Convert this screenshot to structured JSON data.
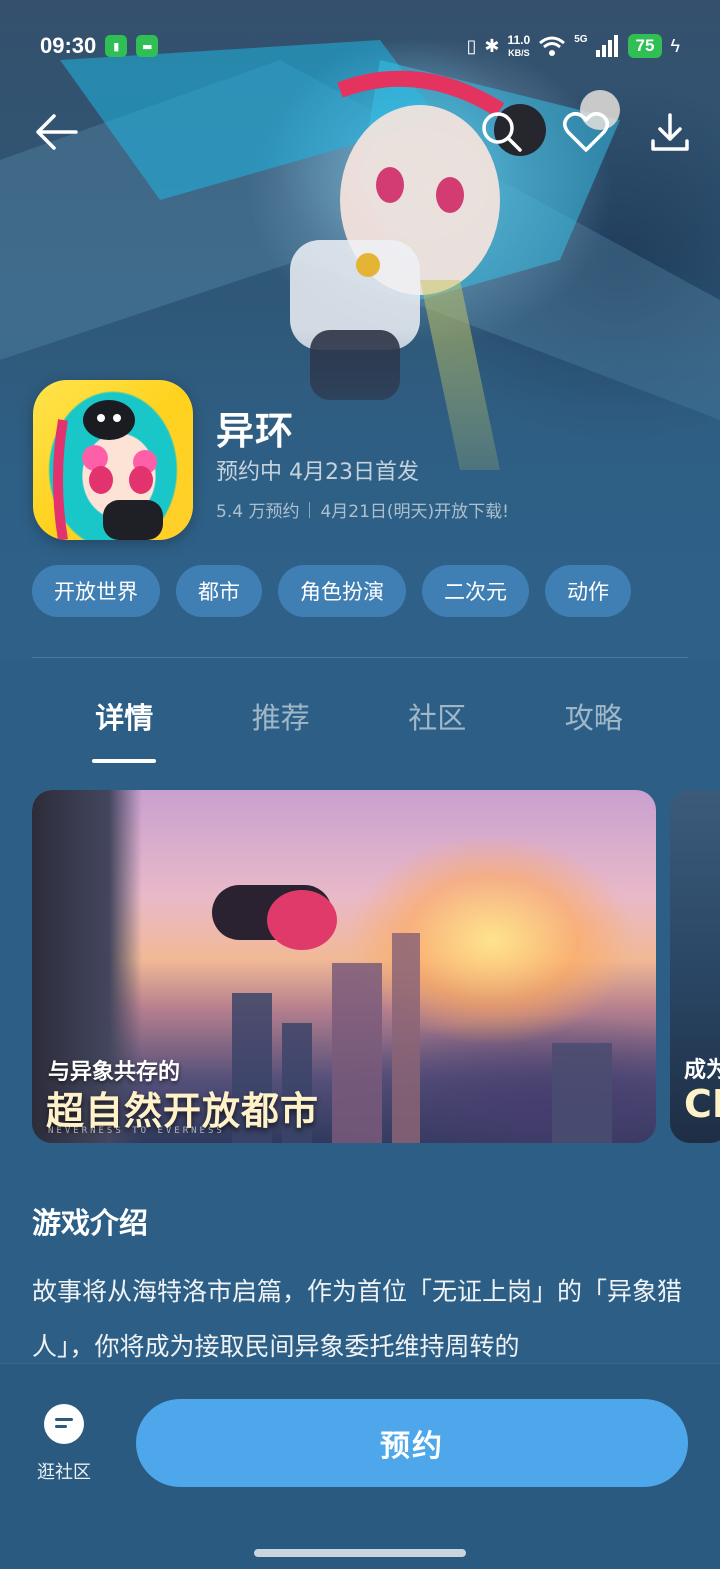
{
  "status_bar": {
    "time": "09:30",
    "net_speed_value": "11.0",
    "net_speed_unit": "KB/S",
    "network_label": "5G",
    "battery": "75"
  },
  "nav": {
    "back_icon": "arrow-left-icon",
    "search_icon": "search-icon",
    "favorite_icon": "heart-icon",
    "download_icon": "download-icon"
  },
  "game": {
    "title": "异环",
    "status": "预约中 4月23日首发",
    "reservations": "5.4 万预约",
    "download_notice": "4月21日(明天)开放下载!"
  },
  "tags": [
    "开放世界",
    "都市",
    "角色扮演",
    "二次元",
    "动作"
  ],
  "tabs": [
    {
      "label": "详情",
      "active": true
    },
    {
      "label": "推荐",
      "active": false
    },
    {
      "label": "社区",
      "active": false
    },
    {
      "label": "攻略",
      "active": false
    }
  ],
  "screenshots": [
    {
      "caption_small": "与异象共存的",
      "caption_big": "超自然开放都市",
      "caption_tiny": "NEVERNESS TO EVERNESS"
    },
    {
      "caption_small": "成为",
      "caption_big": "CI"
    }
  ],
  "intro": {
    "title": "游戏介绍",
    "text": "故事将从海特洛市启篇，作为首位「无证上岗」的「异象猎人」，你将成为接取民间异象委托维持周转的"
  },
  "bottom": {
    "community_label": "逛社区",
    "reserve_label": "预约"
  },
  "colors": {
    "background": "#2d5f86",
    "tag_bg": "#3f7fb4",
    "reserve_button": "#4ea7ea",
    "battery": "#2fbf55"
  }
}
########
REQUIRED TASK ▸ Take the data above and repeat it exactly, leaving each picture out.

TASK ANSWER ▸
Convert this screenshot to structured JSON data.
{
  "status_bar": {
    "time": "09:30",
    "net_speed_value": "11.0",
    "net_speed_unit": "KB/S",
    "network_label": "5G",
    "battery": "75"
  },
  "nav": {
    "back_icon": "arrow-left-icon",
    "search_icon": "search-icon",
    "favorite_icon": "heart-icon",
    "download_icon": "download-icon"
  },
  "game": {
    "title": "异环",
    "status": "预约中 4月23日首发",
    "reservations": "5.4 万预约",
    "download_notice": "4月21日(明天)开放下载!"
  },
  "tags": [
    "开放世界",
    "都市",
    "角色扮演",
    "二次元",
    "动作"
  ],
  "tabs": [
    {
      "label": "详情",
      "active": true
    },
    {
      "label": "推荐",
      "active": false
    },
    {
      "label": "社区",
      "active": false
    },
    {
      "label": "攻略",
      "active": false
    }
  ],
  "screenshots": [
    {
      "caption_small": "与异象共存的",
      "caption_big": "超自然开放都市",
      "caption_tiny": "NEVERNESS TO EVERNESS"
    },
    {
      "caption_small": "成为",
      "caption_big": "CI"
    }
  ],
  "intro": {
    "title": "游戏介绍",
    "text": "故事将从海特洛市启篇，作为首位「无证上岗」的「异象猎人」，你将成为接取民间异象委托维持周转的"
  },
  "bottom": {
    "community_label": "逛社区",
    "reserve_label": "预约"
  },
  "colors": {
    "background": "#2d5f86",
    "tag_bg": "#3f7fb4",
    "reserve_button": "#4ea7ea",
    "battery": "#2fbf55"
  }
}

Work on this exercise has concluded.